* [Goal]: Will you quote all of the entries, word for word?

* [Material provided]:

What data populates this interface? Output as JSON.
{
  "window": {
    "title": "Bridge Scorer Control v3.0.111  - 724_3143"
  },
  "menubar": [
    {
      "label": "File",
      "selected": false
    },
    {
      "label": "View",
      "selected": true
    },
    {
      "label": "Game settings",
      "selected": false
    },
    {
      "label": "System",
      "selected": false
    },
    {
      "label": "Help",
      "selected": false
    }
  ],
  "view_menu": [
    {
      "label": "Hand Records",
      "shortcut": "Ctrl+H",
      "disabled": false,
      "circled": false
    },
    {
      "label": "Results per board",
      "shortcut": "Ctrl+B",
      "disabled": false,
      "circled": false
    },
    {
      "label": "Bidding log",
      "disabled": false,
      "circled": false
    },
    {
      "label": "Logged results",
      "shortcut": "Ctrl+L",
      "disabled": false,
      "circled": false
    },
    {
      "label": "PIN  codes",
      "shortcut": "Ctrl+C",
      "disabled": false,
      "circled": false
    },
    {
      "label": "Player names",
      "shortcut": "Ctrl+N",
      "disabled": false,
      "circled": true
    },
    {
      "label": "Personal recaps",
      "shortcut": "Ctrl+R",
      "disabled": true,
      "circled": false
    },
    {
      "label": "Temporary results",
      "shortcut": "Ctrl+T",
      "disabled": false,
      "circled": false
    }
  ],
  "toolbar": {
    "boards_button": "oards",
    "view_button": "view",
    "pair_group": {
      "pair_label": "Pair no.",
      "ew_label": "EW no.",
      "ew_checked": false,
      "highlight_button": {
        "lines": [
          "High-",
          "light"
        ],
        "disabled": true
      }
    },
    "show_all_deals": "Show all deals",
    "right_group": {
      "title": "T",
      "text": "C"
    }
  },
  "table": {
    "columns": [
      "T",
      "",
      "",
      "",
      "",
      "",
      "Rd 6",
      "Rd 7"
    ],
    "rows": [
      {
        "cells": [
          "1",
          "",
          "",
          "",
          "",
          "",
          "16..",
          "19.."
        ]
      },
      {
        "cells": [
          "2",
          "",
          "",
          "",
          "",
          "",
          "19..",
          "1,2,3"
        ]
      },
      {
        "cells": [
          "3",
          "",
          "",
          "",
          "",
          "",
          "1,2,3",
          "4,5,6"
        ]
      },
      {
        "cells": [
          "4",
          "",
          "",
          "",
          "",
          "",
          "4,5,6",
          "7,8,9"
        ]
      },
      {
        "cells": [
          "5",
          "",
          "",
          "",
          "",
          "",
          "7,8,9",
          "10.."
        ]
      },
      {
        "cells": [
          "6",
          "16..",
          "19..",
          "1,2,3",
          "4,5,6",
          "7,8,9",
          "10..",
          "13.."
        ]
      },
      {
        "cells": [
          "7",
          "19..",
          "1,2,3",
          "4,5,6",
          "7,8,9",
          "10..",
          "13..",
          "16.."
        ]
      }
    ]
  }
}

* [Result below]:
What data populates this interface? Output as JSON.
{
  "window": {
    "title": "Bridge Scorer Control v3.0.111  - 724_3143"
  },
  "menubar": [
    {
      "label": "File",
      "selected": false
    },
    {
      "label": "View",
      "selected": true
    },
    {
      "label": "Game settings",
      "selected": false
    },
    {
      "label": "System",
      "selected": false
    },
    {
      "label": "Help",
      "selected": false
    }
  ],
  "view_menu": [
    {
      "label": "Hand Records",
      "shortcut": "Ctrl+H",
      "disabled": false,
      "circled": false
    },
    {
      "label": "Results per board",
      "shortcut": "Ctrl+B",
      "disabled": false,
      "circled": false
    },
    {
      "label": "Bidding log",
      "disabled": false,
      "circled": false
    },
    {
      "label": "Logged results",
      "shortcut": "Ctrl+L",
      "disabled": false,
      "circled": false
    },
    {
      "label": "PIN  codes",
      "shortcut": "Ctrl+C",
      "disabled": false,
      "circled": false
    },
    {
      "label": "Player names",
      "shortcut": "Ctrl+N",
      "disabled": false,
      "circled": true
    },
    {
      "label": "Personal recaps",
      "shortcut": "Ctrl+R",
      "disabled": true,
      "circled": false
    },
    {
      "label": "Temporary results",
      "shortcut": "Ctrl+T",
      "disabled": false,
      "circled": false
    }
  ],
  "toolbar": {
    "boards_button": "oards",
    "view_button": "view",
    "pair_group": {
      "pair_label": "Pair no.",
      "ew_label": "EW no.",
      "ew_checked": false,
      "highlight_button": {
        "lines": [
          "High-",
          "light"
        ],
        "disabled": true
      }
    },
    "show_all_deals": "Show all deals",
    "right_group": {
      "title": "T",
      "text": "C"
    }
  },
  "table": {
    "columns": [
      "T",
      "",
      "",
      "",
      "",
      "",
      "Rd 6",
      "Rd 7"
    ],
    "rows": [
      {
        "cells": [
          "1",
          "",
          "",
          "",
          "",
          "",
          "16..",
          "19.."
        ]
      },
      {
        "cells": [
          "2",
          "",
          "",
          "",
          "",
          "",
          "19..",
          "1,2,3"
        ]
      },
      {
        "cells": [
          "3",
          "",
          "",
          "",
          "",
          "",
          "1,2,3",
          "4,5,6"
        ]
      },
      {
        "cells": [
          "4",
          "",
          "",
          "",
          "",
          "",
          "4,5,6",
          "7,8,9"
        ]
      },
      {
        "cells": [
          "5",
          "",
          "",
          "",
          "",
          "",
          "7,8,9",
          "10.."
        ]
      },
      {
        "cells": [
          "6",
          "16..",
          "19..",
          "1,2,3",
          "4,5,6",
          "7,8,9",
          "10..",
          "13.."
        ]
      },
      {
        "cells": [
          "7",
          "19..",
          "1,2,3",
          "4,5,6",
          "7,8,9",
          "10..",
          "13..",
          "16.."
        ]
      }
    ]
  }
}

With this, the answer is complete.